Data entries
--
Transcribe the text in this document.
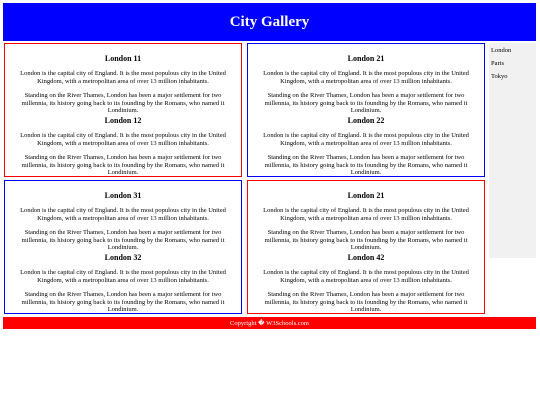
City Gallery
London 11

London is the capital city of England. It is the most populous city in the United Kingdom, with a metropolitan area of over 13 million inhabitants.

Standing on the River Thames, London has been a major settlement for two millennia, its history going back to its founding by the Romans, who named it Londinium.

London 12

London is the capital city of England. It is the most populous city in the United Kingdom, with a metropolitan area of over 13 million inhabitants.

Standing on the River Thames, London has been a major settlement for two millennia, its history going back to its founding by the Romans, who named it Londinium.

London 21

London is the capital city of England. It is the most populous city in the United Kingdom, with a metropolitan area of over 13 million inhabitants.

Standing on the River Thames, London has been a major settlement for two millennia, its history going back to its founding by the Romans, who named it Londinium.

London 22

London is the capital city of England. It is the most populous city in the United Kingdom, with a metropolitan area of over 13 million inhabitants.

Standing on the River Thames, London has been a major settlement for two millennia, its history going back to its founding by the Romans, who named it Londinium.

London 31

London is the capital city of England. It is the most populous city in the United Kingdom, with a metropolitan area of over 13 million inhabitants.

Standing on the River Thames, London has been a major settlement for two millennia, its history going back to its founding by the Romans, who named it Londinium.

London 32

London is the capital city of England. It is the most populous city in the United Kingdom, with a metropolitan area of over 13 million inhabitants.

Standing on the River Thames, London has been a major settlement for two millennia, its history going back to its founding by the Romans, who named it Londinium.

London 21

London is the capital city of England. It is the most populous city in the United Kingdom, with a metropolitan area of over 13 million inhabitants.

Standing on the River Thames, London has been a major settlement for two millennia, its history going back to its founding by the Romans, who named it Londinium.

London 42

London is the capital city of England. It is the most populous city in the United Kingdom, with a metropolitan area of over 13 million inhabitants.

Standing on the River Thames, London has been a major settlement for two millennia, its history going back to its founding by the Romans, who named it Londinium.

London
Paris
Tokyo
Copyright � W3Schools.com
--
[TASK DIRECTIONS]: Reproduce the records, all of them, word for word; omit the pictures.

[FULL SOLUTION]:
Transcribe the text in this document.
City Gallery
London 11

London is the capital city of England. It is the most populous city in the United Kingdom, with a metropolitan area of over 13 million inhabitants.

Standing on the River Thames, London has been a major settlement for two millennia, its history going back to its founding by the Romans, who named it Londinium.

London 12

London is the capital city of England. It is the most populous city in the United Kingdom, with a metropolitan area of over 13 million inhabitants.

Standing on the River Thames, London has been a major settlement for two millennia, its history going back to its founding by the Romans, who named it Londinium.

London 21

London is the capital city of England. It is the most populous city in the United Kingdom, with a metropolitan area of over 13 million inhabitants.

Standing on the River Thames, London has been a major settlement for two millennia, its history going back to its founding by the Romans, who named it Londinium.

London 22

London is the capital city of England. It is the most populous city in the United Kingdom, with a metropolitan area of over 13 million inhabitants.

Standing on the River Thames, London has been a major settlement for two millennia, its history going back to its founding by the Romans, who named it Londinium.

London 31

London is the capital city of England. It is the most populous city in the United Kingdom, with a metropolitan area of over 13 million inhabitants.

Standing on the River Thames, London has been a major settlement for two millennia, its history going back to its founding by the Romans, who named it Londinium.

London 32

London is the capital city of England. It is the most populous city in the United Kingdom, with a metropolitan area of over 13 million inhabitants.

Standing on the River Thames, London has been a major settlement for two millennia, its history going back to its founding by the Romans, who named it Londinium.

London 21

London is the capital city of England. It is the most populous city in the United Kingdom, with a metropolitan area of over 13 million inhabitants.

Standing on the River Thames, London has been a major settlement for two millennia, its history going back to its founding by the Romans, who named it Londinium.

London 42

London is the capital city of England. It is the most populous city in the United Kingdom, with a metropolitan area of over 13 million inhabitants.

Standing on the River Thames, London has been a major settlement for two millennia, its history going back to its founding by the Romans, who named it Londinium.

London
Paris
Tokyo
Copyright � W3Schools.com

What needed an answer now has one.